● EXERCISE OBJECTIVE
Look through the listing for the word "against". Copy each line that has it.

(Dataset items)
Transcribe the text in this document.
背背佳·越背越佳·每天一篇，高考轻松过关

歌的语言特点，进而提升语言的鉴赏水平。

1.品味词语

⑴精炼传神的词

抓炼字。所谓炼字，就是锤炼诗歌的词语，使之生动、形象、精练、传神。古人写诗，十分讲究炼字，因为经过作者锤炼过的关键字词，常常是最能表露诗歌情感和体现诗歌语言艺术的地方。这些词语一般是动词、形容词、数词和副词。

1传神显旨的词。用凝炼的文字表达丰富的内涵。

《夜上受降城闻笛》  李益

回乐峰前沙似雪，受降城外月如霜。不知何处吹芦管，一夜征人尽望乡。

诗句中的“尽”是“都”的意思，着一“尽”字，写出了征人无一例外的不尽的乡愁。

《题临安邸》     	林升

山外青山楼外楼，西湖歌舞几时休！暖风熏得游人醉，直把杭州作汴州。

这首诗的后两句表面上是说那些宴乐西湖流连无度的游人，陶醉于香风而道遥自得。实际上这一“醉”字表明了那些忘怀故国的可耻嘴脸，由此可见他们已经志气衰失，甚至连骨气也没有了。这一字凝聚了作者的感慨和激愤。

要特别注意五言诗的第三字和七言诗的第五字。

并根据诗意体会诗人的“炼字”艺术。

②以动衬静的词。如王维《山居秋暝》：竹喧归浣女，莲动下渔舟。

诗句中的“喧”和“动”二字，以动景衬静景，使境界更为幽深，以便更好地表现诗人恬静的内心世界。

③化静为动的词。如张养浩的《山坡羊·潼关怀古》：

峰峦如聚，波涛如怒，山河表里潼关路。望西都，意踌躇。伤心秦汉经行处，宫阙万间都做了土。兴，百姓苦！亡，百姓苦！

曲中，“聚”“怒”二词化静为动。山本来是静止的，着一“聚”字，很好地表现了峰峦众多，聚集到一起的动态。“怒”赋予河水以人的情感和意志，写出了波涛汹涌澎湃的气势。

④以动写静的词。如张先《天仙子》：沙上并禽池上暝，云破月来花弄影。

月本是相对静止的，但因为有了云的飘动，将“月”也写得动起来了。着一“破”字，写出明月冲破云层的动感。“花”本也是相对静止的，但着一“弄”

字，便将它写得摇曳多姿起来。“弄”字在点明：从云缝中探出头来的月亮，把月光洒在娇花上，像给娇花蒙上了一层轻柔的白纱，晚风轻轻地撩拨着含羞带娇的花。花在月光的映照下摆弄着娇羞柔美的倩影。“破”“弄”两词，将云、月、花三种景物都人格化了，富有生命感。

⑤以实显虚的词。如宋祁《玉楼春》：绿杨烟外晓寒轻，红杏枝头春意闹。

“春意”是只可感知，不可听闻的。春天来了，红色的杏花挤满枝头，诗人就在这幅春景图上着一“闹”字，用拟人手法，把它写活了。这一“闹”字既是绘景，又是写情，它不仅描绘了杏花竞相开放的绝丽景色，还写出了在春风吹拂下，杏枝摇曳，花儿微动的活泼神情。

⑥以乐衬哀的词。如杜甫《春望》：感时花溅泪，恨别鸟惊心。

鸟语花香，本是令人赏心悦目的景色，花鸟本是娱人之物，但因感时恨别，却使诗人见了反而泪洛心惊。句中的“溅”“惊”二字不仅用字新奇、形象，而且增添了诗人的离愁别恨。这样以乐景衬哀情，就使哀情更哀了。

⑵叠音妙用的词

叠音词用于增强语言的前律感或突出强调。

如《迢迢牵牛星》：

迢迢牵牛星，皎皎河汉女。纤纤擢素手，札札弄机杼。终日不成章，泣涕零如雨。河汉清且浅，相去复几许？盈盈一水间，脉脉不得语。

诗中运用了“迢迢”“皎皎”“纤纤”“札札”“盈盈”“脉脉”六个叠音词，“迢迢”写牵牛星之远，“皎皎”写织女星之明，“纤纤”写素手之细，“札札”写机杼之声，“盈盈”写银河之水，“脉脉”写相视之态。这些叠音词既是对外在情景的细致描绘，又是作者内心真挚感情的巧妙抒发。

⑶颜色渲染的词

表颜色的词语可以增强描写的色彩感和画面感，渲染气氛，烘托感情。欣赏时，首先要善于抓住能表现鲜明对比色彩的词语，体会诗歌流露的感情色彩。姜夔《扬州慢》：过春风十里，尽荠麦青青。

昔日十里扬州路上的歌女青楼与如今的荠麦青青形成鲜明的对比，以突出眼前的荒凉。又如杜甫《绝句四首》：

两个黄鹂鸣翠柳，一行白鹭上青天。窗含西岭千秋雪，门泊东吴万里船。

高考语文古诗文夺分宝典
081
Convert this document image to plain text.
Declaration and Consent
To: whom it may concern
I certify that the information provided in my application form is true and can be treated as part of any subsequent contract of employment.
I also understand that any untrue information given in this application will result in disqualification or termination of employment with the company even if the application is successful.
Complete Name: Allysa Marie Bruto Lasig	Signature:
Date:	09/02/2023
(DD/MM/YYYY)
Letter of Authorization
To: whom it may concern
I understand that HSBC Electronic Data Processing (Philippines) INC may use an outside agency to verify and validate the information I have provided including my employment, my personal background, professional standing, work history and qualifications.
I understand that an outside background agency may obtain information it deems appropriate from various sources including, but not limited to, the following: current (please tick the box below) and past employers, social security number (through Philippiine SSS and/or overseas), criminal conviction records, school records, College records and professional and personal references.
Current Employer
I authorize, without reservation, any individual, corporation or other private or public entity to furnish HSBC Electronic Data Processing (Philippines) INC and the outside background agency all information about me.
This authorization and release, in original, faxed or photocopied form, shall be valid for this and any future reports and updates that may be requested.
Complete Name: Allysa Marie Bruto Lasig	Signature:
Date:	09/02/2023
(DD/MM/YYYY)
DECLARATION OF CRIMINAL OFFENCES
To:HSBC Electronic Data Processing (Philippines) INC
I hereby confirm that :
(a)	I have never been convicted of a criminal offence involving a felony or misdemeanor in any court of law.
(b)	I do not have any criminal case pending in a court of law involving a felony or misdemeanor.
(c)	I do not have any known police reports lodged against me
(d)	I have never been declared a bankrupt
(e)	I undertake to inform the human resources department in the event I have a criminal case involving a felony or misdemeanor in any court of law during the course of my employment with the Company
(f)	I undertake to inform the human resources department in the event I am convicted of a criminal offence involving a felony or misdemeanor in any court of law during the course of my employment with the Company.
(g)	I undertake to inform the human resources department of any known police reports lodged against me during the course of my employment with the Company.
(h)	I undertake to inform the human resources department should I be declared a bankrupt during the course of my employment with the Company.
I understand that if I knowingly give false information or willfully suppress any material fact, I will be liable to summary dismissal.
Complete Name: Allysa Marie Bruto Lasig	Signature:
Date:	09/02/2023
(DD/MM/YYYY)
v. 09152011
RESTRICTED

● SOLUTION TO THE PROBLEM
(c)	I do not have any known police reports lodged against me
(g)	I undertake to inform the human resources department of any known police reports lodged against me during the course of my employment with the Company.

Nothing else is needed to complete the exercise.